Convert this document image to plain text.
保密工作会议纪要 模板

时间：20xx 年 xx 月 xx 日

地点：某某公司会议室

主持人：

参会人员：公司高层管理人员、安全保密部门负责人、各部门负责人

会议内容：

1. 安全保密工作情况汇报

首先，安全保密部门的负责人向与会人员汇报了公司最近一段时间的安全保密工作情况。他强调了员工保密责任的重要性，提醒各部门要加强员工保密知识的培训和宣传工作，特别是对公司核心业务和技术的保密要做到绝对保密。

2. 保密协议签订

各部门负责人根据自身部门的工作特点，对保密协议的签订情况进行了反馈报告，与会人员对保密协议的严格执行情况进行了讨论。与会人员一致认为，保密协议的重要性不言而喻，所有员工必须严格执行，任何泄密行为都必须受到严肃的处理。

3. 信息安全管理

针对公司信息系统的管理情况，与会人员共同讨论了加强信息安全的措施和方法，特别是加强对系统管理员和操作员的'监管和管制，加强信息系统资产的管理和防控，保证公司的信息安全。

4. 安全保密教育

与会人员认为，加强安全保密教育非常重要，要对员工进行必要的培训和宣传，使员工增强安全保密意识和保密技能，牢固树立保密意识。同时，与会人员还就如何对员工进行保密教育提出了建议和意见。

EXERCISE DESCRIPTION:
Reproduce the material above without altering a single character.

WRITTEN RESPONSE:
Convert this document image to plain text.
保密工作会议纪要 模板

时间：20xx 年 xx 月 xx 日

地点：某某公司会议室

主持人：

参会人员：公司高层管理人员、安全保密部门负责人、各部门负责人

会议内容：

1. 安全保密工作情况汇报

首先，安全保密部门的负责人向与会人员汇报了公司最近一段时间的安全保密工作情况。他强调了员工保密责任的重要性，提醒各部门要加强员工保密知识的培训和宣传工作，特别是对公司核心业务和技术的保密要做到绝对保密。

2. 保密协议签订

各部门负责人根据自身部门的工作特点，对保密协议的签订情况进行了反馈报告，与会人员对保密协议的严格执行情况进行了讨论。与会人员一致认为，保密协议的重要性不言而喻，所有员工必须严格执行，任何泄密行为都必须受到严肃的处理。

3. 信息安全管理

针对公司信息系统的管理情况，与会人员共同讨论了加强信息安全的措施和方法，特别是加强对系统管理员和操作员的'监管和管制，加强信息系统资产的管理和防控，保证公司的信息安全。

4. 安全保密教育

与会人员认为，加强安全保密教育非常重要，要对员工进行必要的培训和宣传，使员工增强安全保密意识和保密技能，牢固树立保密意识。同时，与会人员还就如何对员工进行保密教育提出了建议和意见。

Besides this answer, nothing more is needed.